- _Document source_
--- --- ---

La Rédaction | Lementor.net
Ils ont douze ans, parfois dix, parfois moins. Ils ont un téléphone, un accès au réseau mobile et des comptes sur Instagram, TikTok, Facebook, Snapchat. Personne ne leur a demandé leur âge. Les plateformes ne le vérifient pas sérieusement. Et le contenu qu’ils consomment, qu’ils produisent ou auquel ils sont exposés n’a pas été pensé pour eux. La Côte d’Ivoire compte plus de 15 millions d’internautes. Une proportion croissante d’entre eux sont mineurs. Et jusqu’à présent, le cadre de protection de ces jeunes utilisateurs dans l’espace numérique était insuffisant, épars, peu coordonné.
La table ronde organisée le 13 mai 2026 à Abidjan-Plateau par la Haute Autorité de la Communication Audiovisuelle et Meta marque un changement de posture. Pour la première fois, cinq ministères ivoiriens, ceux de la Femme, de l’Intérieur, de la Communication, de la Transition numérique et de la Famille, se sont assis autour d’une même table avec le régulateur audiovisuel, des experts du numérique, des représentants de la société civile et les équipes techniques de Meta pour parler concrètement de ce que l’on fait des enfants ivoiriens dans l’espace numérique.

--- --- ---

- _Données fournies_
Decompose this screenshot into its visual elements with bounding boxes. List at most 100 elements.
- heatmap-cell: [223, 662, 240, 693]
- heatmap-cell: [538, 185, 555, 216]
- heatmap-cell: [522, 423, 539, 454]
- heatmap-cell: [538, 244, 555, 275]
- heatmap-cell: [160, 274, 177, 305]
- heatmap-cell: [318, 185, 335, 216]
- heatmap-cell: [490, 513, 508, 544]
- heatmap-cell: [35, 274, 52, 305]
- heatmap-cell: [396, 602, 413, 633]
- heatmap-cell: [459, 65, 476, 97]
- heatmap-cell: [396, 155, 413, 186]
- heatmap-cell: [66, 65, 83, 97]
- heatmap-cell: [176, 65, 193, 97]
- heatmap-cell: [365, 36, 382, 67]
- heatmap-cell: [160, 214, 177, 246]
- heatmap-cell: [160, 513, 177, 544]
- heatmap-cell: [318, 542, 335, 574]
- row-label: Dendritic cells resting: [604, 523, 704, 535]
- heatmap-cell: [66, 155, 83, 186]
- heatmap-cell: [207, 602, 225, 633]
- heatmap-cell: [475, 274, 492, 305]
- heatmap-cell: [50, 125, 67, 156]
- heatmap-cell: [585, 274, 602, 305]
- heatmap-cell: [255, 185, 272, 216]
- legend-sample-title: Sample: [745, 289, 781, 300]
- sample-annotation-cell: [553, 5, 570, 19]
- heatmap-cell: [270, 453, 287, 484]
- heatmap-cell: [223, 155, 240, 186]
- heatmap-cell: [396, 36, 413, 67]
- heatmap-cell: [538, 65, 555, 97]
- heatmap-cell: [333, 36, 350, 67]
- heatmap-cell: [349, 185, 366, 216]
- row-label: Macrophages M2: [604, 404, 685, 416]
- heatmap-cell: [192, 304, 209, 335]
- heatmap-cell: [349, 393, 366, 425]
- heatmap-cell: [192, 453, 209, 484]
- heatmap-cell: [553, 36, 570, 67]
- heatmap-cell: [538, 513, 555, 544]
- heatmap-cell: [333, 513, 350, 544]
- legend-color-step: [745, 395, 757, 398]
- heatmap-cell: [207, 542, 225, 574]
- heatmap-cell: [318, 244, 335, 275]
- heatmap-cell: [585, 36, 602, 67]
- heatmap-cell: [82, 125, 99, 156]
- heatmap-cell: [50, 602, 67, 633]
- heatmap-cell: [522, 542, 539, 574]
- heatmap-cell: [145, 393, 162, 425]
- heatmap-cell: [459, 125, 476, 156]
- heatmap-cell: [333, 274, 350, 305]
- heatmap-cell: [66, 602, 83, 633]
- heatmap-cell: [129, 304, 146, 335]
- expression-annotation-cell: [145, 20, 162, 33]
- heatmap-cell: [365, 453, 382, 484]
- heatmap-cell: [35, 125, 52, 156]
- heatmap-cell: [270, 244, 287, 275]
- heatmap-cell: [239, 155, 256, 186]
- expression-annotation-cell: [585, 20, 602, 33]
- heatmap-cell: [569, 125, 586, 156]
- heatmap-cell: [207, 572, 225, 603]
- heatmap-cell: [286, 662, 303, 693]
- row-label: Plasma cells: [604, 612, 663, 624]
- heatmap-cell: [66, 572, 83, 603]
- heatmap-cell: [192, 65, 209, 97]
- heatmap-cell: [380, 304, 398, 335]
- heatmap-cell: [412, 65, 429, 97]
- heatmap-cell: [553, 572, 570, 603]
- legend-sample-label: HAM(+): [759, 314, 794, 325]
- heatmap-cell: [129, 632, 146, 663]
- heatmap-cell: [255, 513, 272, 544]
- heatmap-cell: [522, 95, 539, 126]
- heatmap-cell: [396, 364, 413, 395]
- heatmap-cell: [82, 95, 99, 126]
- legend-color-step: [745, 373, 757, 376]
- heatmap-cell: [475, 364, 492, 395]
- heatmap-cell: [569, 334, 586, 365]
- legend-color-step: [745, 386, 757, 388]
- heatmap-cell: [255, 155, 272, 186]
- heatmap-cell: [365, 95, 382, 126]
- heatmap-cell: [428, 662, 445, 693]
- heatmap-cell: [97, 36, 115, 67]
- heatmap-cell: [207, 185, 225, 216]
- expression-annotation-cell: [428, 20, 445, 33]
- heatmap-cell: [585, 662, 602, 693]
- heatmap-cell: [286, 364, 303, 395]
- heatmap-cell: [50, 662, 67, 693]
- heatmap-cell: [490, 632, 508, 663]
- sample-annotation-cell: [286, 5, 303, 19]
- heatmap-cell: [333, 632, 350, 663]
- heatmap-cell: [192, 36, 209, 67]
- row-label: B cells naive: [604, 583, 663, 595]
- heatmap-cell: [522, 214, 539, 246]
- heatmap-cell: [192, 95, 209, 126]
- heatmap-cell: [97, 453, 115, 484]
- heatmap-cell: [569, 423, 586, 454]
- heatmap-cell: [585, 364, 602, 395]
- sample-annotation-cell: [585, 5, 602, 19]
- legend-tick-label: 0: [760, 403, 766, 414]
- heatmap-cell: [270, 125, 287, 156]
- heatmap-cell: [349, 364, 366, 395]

--- --- ---

- _Exercices_
**a.** D'après l'article, en quoi la table ronde du 13 mai 2026 à Abidjan-Plateau marque-t-elle un changement de posture ? Répondez en une à trois phrases.
**b.** Mettez à jour l'article : reprenez le passage allant de « La Rédaction | » jusqu'à « épars, peu coordonné. » en remplaçant « plateformes » par « réseaux sociaux ».
**c.** Quels sont les ministères ivoiriens que l'article mentionne parmi les participants à la table ronde ?

- _Réponses aux exercices_
**a.** Pour la première fois, cinq ministères ivoiriens se sont assis autour d'une même table avec le régulateur audiovisuel, des experts du numérique, des représentants de la société civile et les équipes techniques de Meta. L'objectif était de parler concrètement de ce que l'on fait des enfants ivoiriens dans l'espace numérique.

**b.**
La Rédaction | Lementor.net
Ils ont douze ans, parfois dix, parfois moins. Ils ont un téléphone, un accès au réseau mobile et des comptes sur Instagram, TikTok, Facebook, Snapchat. Personne ne leur a demandé leur âge. Les réseaux sociaux ne le vérifient pas sérieusement. Et le contenu qu’ils consomment, qu’ils produisent ou auquel ils sont exposés n’a pas été pensé pour eux. La Côte d’Ivoire compte plus de 15 millions d’internautes. Une proportion croissante d’entre eux sont mineurs. Et jusqu’à présent, le cadre de protection de ces jeunes utilisateurs dans l’espace numérique était insuffisant, épars, peu coordonné.

**c.**
- le ministère de la Femme
- le ministère de l'Intérieur
- le ministère de la Communication
- le ministère de la Transition numérique
- le ministère de la Famille